Stored entries
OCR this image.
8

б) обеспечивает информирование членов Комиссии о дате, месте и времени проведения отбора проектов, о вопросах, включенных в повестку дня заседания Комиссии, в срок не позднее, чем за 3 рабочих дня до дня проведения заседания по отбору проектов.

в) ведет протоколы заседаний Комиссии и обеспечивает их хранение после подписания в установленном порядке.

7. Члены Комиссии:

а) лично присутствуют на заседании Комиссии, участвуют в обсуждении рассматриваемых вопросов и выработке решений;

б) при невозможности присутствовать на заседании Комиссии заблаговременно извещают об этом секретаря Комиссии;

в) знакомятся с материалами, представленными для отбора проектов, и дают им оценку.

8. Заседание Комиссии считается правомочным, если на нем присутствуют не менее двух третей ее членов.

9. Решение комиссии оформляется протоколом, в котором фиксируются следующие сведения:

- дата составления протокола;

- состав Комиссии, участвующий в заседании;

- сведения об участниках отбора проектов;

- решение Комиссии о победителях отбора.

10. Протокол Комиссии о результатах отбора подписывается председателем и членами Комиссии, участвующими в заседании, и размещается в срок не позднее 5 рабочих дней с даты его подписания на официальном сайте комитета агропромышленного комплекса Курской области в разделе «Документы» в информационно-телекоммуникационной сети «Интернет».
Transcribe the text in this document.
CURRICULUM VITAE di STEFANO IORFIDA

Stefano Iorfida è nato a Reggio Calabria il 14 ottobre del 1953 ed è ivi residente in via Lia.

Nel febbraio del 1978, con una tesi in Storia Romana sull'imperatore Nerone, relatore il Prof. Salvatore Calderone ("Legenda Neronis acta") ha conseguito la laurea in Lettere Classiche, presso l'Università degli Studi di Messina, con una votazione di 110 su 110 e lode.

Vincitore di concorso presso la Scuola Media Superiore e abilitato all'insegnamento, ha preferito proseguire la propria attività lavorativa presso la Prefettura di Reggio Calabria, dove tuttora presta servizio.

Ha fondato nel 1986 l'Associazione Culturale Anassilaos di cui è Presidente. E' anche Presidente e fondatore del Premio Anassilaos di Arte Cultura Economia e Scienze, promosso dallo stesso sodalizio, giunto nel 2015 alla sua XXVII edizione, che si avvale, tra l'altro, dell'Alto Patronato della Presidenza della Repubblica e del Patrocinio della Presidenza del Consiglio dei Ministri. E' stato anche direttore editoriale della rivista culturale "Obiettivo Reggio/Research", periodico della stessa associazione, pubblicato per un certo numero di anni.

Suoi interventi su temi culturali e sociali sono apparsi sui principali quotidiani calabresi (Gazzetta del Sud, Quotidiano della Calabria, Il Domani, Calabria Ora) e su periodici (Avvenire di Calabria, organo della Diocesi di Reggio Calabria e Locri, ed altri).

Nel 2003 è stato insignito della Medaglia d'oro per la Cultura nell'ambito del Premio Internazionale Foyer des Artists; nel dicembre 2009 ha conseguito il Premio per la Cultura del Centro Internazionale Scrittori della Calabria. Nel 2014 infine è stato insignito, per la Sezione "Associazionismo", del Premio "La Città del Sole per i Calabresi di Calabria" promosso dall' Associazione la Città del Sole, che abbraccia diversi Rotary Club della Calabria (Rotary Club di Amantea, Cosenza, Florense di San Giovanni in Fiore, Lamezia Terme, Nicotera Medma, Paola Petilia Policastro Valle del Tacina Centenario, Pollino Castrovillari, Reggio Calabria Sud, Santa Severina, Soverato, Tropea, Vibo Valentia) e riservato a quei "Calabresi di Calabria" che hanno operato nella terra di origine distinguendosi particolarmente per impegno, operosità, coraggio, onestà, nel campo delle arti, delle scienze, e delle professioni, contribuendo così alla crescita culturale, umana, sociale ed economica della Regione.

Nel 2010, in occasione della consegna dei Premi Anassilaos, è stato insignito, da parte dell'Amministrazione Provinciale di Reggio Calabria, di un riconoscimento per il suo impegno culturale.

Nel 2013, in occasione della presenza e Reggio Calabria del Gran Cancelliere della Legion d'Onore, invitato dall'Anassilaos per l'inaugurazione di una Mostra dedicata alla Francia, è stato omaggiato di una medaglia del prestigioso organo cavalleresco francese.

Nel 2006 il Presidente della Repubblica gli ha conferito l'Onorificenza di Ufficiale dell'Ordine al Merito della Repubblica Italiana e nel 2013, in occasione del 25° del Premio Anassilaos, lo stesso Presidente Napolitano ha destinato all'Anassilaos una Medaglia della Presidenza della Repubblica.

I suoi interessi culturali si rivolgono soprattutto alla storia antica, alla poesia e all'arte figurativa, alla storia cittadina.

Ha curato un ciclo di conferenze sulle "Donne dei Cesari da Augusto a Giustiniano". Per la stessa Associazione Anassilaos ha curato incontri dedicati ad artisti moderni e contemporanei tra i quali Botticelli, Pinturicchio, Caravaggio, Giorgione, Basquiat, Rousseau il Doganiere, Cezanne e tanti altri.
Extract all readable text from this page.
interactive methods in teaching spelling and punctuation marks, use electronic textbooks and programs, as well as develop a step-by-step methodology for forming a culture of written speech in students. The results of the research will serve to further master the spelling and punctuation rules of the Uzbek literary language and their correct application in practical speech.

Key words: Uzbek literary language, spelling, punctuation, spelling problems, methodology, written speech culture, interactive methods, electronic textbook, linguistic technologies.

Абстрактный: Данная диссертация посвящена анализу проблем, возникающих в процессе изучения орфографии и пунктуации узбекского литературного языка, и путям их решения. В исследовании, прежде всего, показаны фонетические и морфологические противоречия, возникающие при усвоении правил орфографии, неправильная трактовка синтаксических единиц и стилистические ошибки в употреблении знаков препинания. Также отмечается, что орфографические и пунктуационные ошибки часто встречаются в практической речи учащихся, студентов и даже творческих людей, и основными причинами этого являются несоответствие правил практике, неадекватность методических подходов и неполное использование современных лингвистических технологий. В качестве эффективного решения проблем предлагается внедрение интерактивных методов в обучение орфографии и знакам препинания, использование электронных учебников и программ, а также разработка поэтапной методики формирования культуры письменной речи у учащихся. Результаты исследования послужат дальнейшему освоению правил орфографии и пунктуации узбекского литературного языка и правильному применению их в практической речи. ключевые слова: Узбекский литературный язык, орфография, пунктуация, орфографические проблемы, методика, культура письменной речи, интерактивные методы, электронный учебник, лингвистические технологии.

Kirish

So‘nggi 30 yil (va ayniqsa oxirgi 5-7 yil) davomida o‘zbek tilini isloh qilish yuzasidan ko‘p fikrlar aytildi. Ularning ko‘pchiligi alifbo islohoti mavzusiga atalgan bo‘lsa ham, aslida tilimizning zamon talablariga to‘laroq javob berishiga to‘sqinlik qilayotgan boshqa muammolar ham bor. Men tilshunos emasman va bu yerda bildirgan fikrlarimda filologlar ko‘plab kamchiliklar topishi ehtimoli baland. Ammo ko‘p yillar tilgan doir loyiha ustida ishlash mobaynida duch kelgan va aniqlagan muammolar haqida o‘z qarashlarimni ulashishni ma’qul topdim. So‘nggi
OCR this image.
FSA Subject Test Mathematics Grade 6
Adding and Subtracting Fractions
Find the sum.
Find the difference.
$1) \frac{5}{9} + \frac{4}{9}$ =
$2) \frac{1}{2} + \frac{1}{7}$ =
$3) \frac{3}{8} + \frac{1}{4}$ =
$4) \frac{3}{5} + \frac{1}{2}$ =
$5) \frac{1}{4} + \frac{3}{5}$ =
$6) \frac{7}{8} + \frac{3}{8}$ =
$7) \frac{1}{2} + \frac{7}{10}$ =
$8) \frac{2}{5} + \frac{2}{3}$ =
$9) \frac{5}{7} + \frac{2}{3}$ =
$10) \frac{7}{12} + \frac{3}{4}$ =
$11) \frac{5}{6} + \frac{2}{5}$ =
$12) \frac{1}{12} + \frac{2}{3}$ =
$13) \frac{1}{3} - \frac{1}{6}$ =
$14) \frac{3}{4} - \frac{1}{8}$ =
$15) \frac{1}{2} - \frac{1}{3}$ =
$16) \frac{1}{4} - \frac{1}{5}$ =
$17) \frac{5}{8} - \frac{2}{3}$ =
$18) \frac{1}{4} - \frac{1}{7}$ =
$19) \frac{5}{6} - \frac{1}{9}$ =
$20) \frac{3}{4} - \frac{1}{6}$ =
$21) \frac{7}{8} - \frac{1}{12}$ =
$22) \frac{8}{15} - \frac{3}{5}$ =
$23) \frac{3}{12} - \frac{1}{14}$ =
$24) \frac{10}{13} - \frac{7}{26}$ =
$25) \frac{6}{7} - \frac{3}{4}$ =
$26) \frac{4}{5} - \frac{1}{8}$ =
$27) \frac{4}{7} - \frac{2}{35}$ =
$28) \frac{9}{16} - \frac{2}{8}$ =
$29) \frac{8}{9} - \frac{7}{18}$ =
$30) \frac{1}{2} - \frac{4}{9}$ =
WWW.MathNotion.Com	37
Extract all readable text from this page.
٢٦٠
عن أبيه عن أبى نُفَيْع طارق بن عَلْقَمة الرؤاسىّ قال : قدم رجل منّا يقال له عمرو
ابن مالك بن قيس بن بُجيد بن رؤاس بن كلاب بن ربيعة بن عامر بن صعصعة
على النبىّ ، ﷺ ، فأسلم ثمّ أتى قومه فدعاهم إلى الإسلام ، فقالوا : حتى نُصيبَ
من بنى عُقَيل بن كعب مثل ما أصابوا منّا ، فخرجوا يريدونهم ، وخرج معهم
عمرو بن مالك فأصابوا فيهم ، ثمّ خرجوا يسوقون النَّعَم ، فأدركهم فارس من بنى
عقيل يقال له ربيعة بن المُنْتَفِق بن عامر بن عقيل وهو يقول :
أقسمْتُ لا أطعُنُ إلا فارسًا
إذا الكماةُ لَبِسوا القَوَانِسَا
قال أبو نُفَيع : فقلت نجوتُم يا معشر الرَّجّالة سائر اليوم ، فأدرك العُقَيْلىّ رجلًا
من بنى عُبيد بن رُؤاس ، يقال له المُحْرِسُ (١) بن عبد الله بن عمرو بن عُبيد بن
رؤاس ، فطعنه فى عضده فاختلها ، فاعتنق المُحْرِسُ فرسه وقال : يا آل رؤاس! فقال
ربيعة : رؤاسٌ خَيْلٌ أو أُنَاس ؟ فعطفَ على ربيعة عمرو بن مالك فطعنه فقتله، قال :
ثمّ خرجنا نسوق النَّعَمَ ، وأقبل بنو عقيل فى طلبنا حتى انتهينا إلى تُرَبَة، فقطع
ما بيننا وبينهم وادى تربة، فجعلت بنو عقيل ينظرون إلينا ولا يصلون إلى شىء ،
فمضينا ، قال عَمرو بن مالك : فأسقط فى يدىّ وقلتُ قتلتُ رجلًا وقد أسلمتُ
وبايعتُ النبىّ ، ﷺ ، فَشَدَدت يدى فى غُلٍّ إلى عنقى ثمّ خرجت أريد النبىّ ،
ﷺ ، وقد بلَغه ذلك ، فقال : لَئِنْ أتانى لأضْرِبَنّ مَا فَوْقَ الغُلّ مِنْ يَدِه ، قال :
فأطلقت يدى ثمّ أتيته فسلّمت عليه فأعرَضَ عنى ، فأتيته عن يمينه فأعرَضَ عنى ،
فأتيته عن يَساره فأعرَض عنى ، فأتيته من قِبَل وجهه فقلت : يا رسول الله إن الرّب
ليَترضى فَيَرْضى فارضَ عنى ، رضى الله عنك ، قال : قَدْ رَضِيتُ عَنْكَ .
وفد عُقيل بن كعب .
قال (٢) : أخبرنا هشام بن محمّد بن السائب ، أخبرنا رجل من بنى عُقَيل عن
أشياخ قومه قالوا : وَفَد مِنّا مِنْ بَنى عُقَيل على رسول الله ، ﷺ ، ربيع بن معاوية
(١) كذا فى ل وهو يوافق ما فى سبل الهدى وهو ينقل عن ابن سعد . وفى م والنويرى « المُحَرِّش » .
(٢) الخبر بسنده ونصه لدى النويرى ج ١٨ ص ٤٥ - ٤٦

> _Goal_:
Extract all lines from the material above that include the word "interactive".

> _Task answer_:
interactive methods in teaching spelling and punctuation marks, use electronic textbooks and programs, as well as develop a step-by-step methodology for forming a culture of written speech in students. The results of the research will serve to further master the spelling and punctuation rules of the Uzbek literary language and their correct application in practical speech.
Key words: Uzbek literary language, spelling, punctuation, spelling problems, methodology, written speech culture, interactive methods, electronic textbook, linguistic technologies.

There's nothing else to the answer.